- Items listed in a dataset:
§ §
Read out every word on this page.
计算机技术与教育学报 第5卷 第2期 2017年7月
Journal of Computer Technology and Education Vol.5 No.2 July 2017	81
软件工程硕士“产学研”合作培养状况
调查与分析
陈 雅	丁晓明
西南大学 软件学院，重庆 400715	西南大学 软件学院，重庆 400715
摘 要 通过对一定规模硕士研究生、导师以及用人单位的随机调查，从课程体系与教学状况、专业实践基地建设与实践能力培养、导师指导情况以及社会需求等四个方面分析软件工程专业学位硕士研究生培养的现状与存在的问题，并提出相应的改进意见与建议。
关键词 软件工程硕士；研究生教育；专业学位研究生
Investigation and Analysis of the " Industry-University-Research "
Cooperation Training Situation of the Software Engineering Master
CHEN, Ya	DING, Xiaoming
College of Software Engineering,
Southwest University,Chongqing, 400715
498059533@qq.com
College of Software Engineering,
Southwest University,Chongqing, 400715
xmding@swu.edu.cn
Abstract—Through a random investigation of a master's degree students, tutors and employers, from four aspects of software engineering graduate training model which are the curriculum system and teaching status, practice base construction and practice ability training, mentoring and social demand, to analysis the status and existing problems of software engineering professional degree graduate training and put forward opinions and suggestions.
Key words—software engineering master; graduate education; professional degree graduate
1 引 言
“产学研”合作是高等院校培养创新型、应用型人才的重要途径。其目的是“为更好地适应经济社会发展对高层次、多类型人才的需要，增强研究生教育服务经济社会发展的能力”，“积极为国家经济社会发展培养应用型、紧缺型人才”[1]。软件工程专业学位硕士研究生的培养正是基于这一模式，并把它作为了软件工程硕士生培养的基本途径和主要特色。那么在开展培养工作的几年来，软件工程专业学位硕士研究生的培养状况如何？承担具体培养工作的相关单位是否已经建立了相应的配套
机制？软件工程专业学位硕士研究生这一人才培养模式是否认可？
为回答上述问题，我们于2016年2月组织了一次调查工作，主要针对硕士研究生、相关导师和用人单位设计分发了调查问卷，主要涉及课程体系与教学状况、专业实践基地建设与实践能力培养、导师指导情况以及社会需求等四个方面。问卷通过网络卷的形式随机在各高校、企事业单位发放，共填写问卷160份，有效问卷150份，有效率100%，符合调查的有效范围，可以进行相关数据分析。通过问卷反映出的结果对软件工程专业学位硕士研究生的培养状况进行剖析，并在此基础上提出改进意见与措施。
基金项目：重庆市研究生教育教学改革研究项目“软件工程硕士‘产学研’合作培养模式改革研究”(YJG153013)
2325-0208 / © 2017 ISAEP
§ §
- WRITTEN INSTRUCTION:
Show the data once more, exactly as it was written.

- ANSWER TO THE EXERCISE:
Read out every word on this page.
计算机技术与教育学报 第5卷 第2期 2017年7月
Journal of Computer Technology and Education Vol.5 No.2 July 2017	81
软件工程硕士“产学研”合作培养状况
调查与分析
陈 雅	丁晓明
西南大学 软件学院，重庆 400715	西南大学 软件学院，重庆 400715
摘 要 通过对一定规模硕士研究生、导师以及用人单位的随机调查，从课程体系与教学状况、专业实践基地建设与实践能力培养、导师指导情况以及社会需求等四个方面分析软件工程专业学位硕士研究生培养的现状与存在的问题，并提出相应的改进意见与建议。
关键词 软件工程硕士；研究生教育；专业学位研究生
Investigation and Analysis of the " Industry-University-Research "
Cooperation Training Situation of the Software Engineering Master
CHEN, Ya	DING, Xiaoming
College of Software Engineering,
Southwest University,Chongqing, 400715
498059533@qq.com
College of Software Engineering,
Southwest University,Chongqing, 400715
xmding@swu.edu.cn
Abstract—Through a random investigation of a master's degree students, tutors and employers, from four aspects of software engineering graduate training model which are the curriculum system and teaching status, practice base construction and practice ability training, mentoring and social demand, to analysis the status and existing problems of software engineering professional degree graduate training and put forward opinions and suggestions.
Key words—software engineering master; graduate education; professional degree graduate
1 引 言
“产学研”合作是高等院校培养创新型、应用型人才的重要途径。其目的是“为更好地适应经济社会发展对高层次、多类型人才的需要，增强研究生教育服务经济社会发展的能力”，“积极为国家经济社会发展培养应用型、紧缺型人才”[1]。软件工程专业学位硕士研究生的培养正是基于这一模式，并把它作为了软件工程硕士生培养的基本途径和主要特色。那么在开展培养工作的几年来，软件工程专业学位硕士研究生的培养状况如何？承担具体培养工作的相关单位是否已经建立了相应的配套
机制？软件工程专业学位硕士研究生这一人才培养模式是否认可？
为回答上述问题，我们于2016年2月组织了一次调查工作，主要针对硕士研究生、相关导师和用人单位设计分发了调查问卷，主要涉及课程体系与教学状况、专业实践基地建设与实践能力培养、导师指导情况以及社会需求等四个方面。问卷通过网络卷的形式随机在各高校、企事业单位发放，共填写问卷160份，有效问卷150份，有效率100%，符合调查的有效范围，可以进行相关数据分析。通过问卷反映出的结果对软件工程专业学位硕士研究生的培养状况进行剖析，并在此基础上提出改进意见与措施。
基金项目：重庆市研究生教育教学改革研究项目“软件工程硕士‘产学研’合作培养模式改革研究”(YJG153013)
2325-0208 / © 2017 ISAEP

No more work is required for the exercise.